Your answer must be the data repeated exactly, with no pictures in it.

Document text records
-- Opening Marker --
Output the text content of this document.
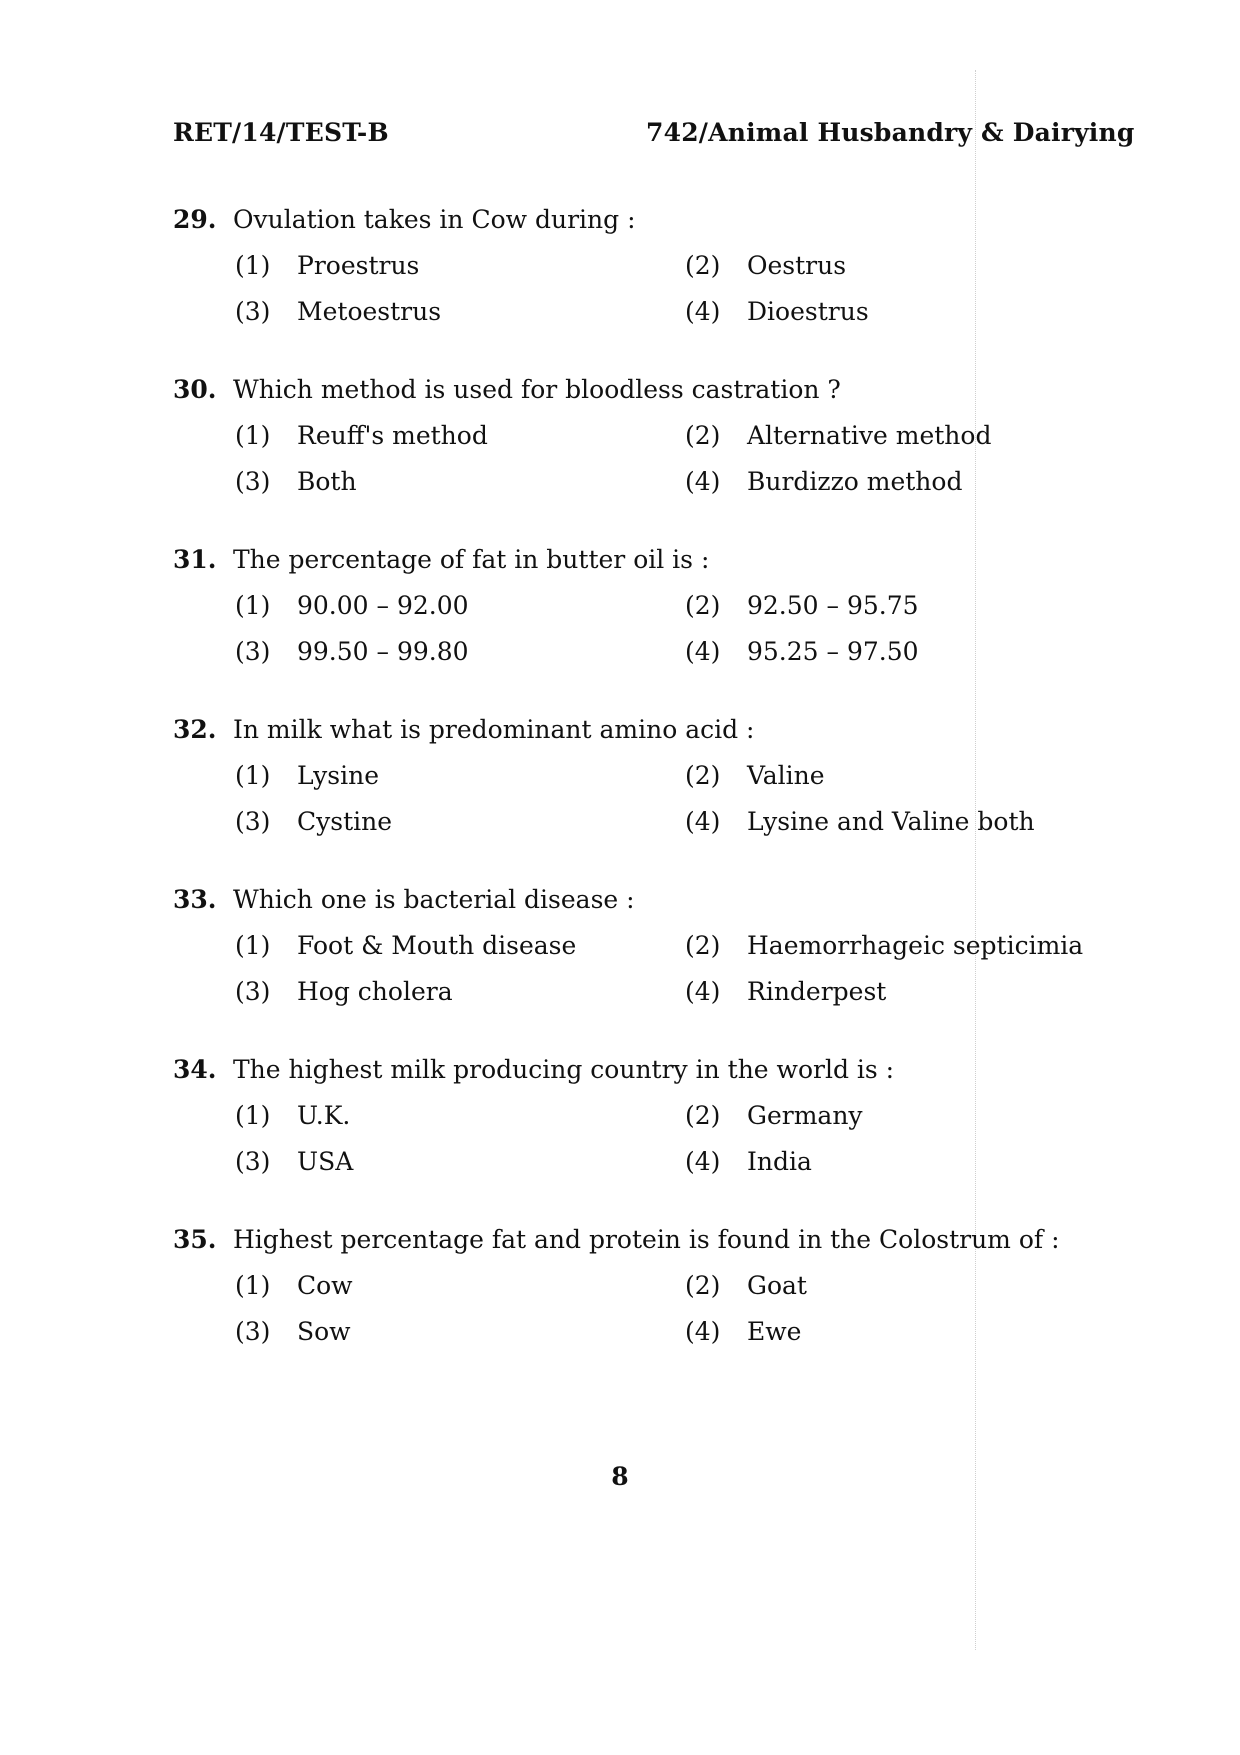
RET/14/TEST-B	742/Animal Husbandry & Dairying
29. Ovulation takes in Cow during :
(1) Proestrus	(2) Oestrus
(3) Metoestrus	(4) Dioestrus
30. Which method is used for bloodless castration ?
(1) Reuff's method	(2) Alternative method
(3) Both	(4) Burdizzo method
31. The percentage of fat in butter oil is :
(1) 90.00 – 92.00	(2) 92.50 – 95.75
(3) 99.50 – 99.80	(4) 95.25 – 97.50
32. In milk what is predominant amino acid :
(1) Lysine	(2) Valine
(3) Cystine	(4) Lysine and Valine both
33. Which one is bacterial disease :
(1) Foot & Mouth disease	(2) Haemorrhageic septicimia
(3) Hog cholera	(4) Rinderpest
34. The highest milk producing country in the world is :
(1) U.K.	(2) Germany
(3) USA	(4) India
35. Highest percentage fat and protein is found in the Colostrum of :
(1) Cow	(2) Goat
(3) Sow	(4) Ewe
8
-- Closing Marker --
ANSWER FOR THIS EXERCISE:
Output the text content of this document.
RET/14/TEST-B	742/Animal Husbandry & Dairying
29. Ovulation takes in Cow during :
(1) Proestrus	(2) Oestrus
(3) Metoestrus	(4) Dioestrus
30. Which method is used for bloodless castration ?
(1) Reuff's method	(2) Alternative method
(3) Both	(4) Burdizzo method
31. The percentage of fat in butter oil is :
(1) 90.00 – 92.00	(2) 92.50 – 95.75
(3) 99.50 – 99.80	(4) 95.25 – 97.50
32. In milk what is predominant amino acid :
(1) Lysine	(2) Valine
(3) Cystine	(4) Lysine and Valine both
33. Which one is bacterial disease :
(1) Foot & Mouth disease	(2) Haemorrhageic septicimia
(3) Hog cholera	(4) Rinderpest
34. The highest milk producing country in the world is :
(1) U.K.	(2) Germany
(3) USA	(4) India
35. Highest percentage fat and protein is found in the Colostrum of :
(1) Cow	(2) Goat
(3) Sow	(4) Ewe
8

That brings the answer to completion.